## START

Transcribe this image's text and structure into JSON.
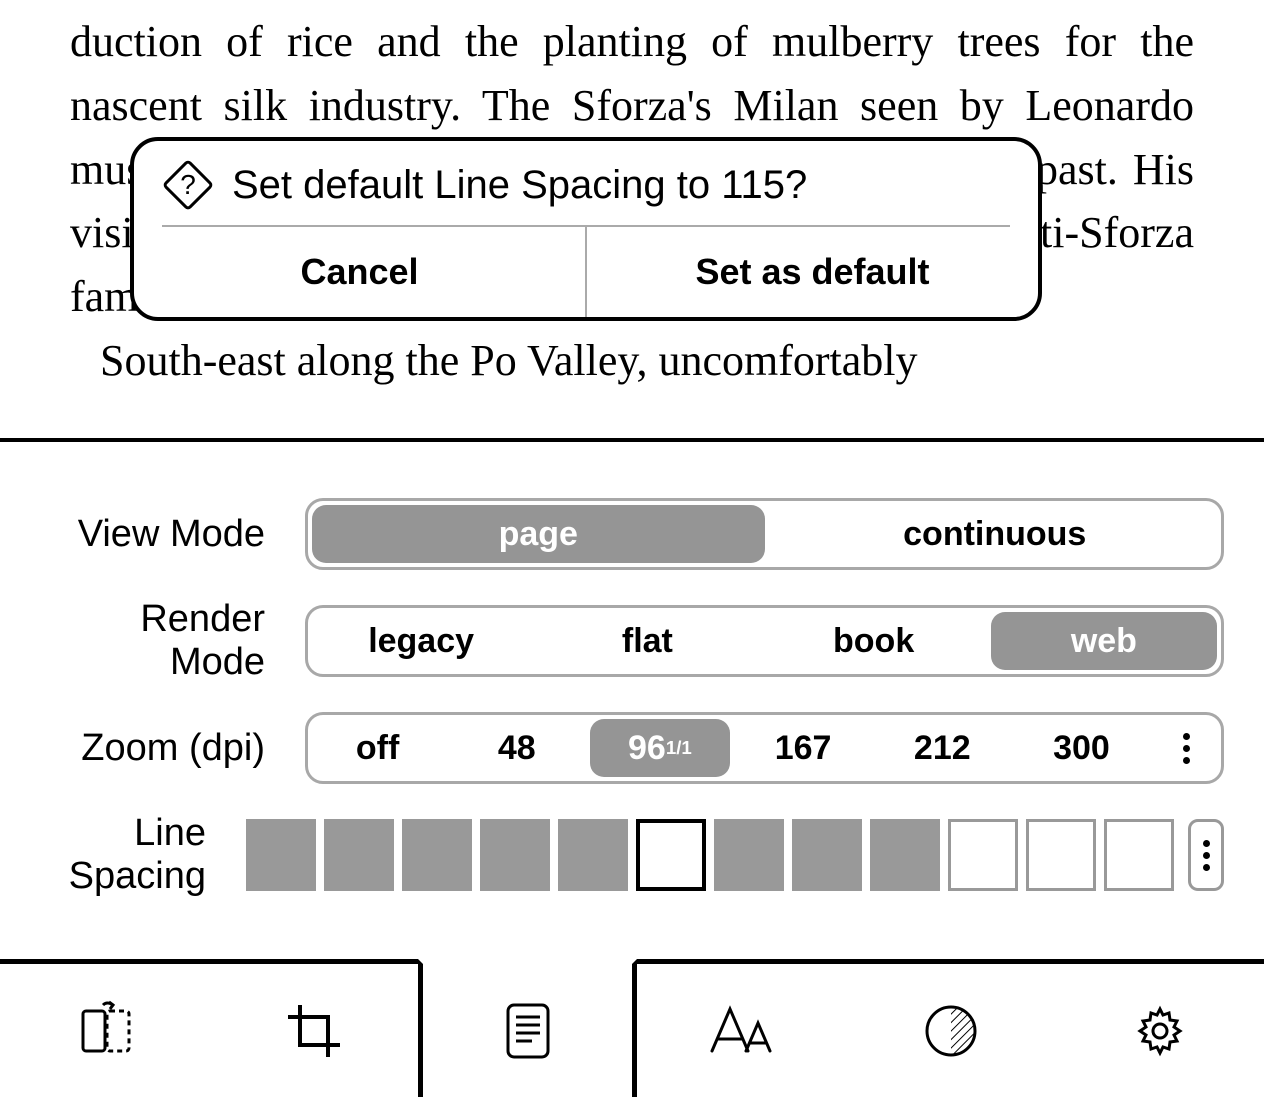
{
  "book_text": "duction of rice and the planting of mulberry trees for the nascent silk industry. The Sforza's Milan seen by Leonardo must be the one etched in Veronese's memory of the past. His visit predates the late fifteenth century and the Visconti-Sforza family's absorption by the Spanish.",
  "book_text2": "South-east along the Po Valley, uncomfortably",
  "dialog": {
    "title": "Set default Line Spacing to 115?",
    "cancel": "Cancel",
    "confirm": "Set as default"
  },
  "settings": {
    "view_mode": {
      "label": "View Mode",
      "options": [
        "page",
        "continuous"
      ],
      "selected": "page"
    },
    "render_mode": {
      "label": "Render Mode",
      "options": [
        "legacy",
        "flat",
        "book",
        "web"
      ],
      "selected": "web"
    },
    "zoom": {
      "label": "Zoom (dpi)",
      "options": [
        "off",
        "48",
        "96",
        "167",
        "212",
        "300"
      ],
      "selected": "96",
      "selected_sup": "1/1"
    },
    "line_spacing": {
      "label": "Line Spacing",
      "filled": 8,
      "current_index": 5,
      "total": 12
    }
  },
  "tabs": {
    "items": [
      "rotation",
      "crop",
      "page-layout",
      "typography",
      "contrast",
      "settings"
    ],
    "active": "page-layout"
  }
}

## END

Exercise ▸ Produce an exact copy of each line of data, skipping embedded images.

Final answer ▸
Transcribe this image's text and structure into JSON.
{
  "book_text": "duction of rice and the planting of mulberry trees for the nascent silk industry. The Sforza's Milan seen by Leonardo must be the one etched in Veronese's memory of the past. His visit predates the late fifteenth century and the Visconti-Sforza family's absorption by the Spanish.",
  "book_text2": "South-east along the Po Valley, uncomfortably",
  "dialog": {
    "title": "Set default Line Spacing to 115?",
    "cancel": "Cancel",
    "confirm": "Set as default"
  },
  "settings": {
    "view_mode": {
      "label": "View Mode",
      "options": [
        "page",
        "continuous"
      ],
      "selected": "page"
    },
    "render_mode": {
      "label": "Render Mode",
      "options": [
        "legacy",
        "flat",
        "book",
        "web"
      ],
      "selected": "web"
    },
    "zoom": {
      "label": "Zoom (dpi)",
      "options": [
        "off",
        "48",
        "96",
        "167",
        "212",
        "300"
      ],
      "selected": "96",
      "selected_sup": "1/1"
    },
    "line_spacing": {
      "label": "Line Spacing",
      "filled": 8,
      "current_index": 5,
      "total": 12
    }
  },
  "tabs": {
    "items": [
      "rotation",
      "crop",
      "page-layout",
      "typography",
      "contrast",
      "settings"
    ],
    "active": "page-layout"
  }
}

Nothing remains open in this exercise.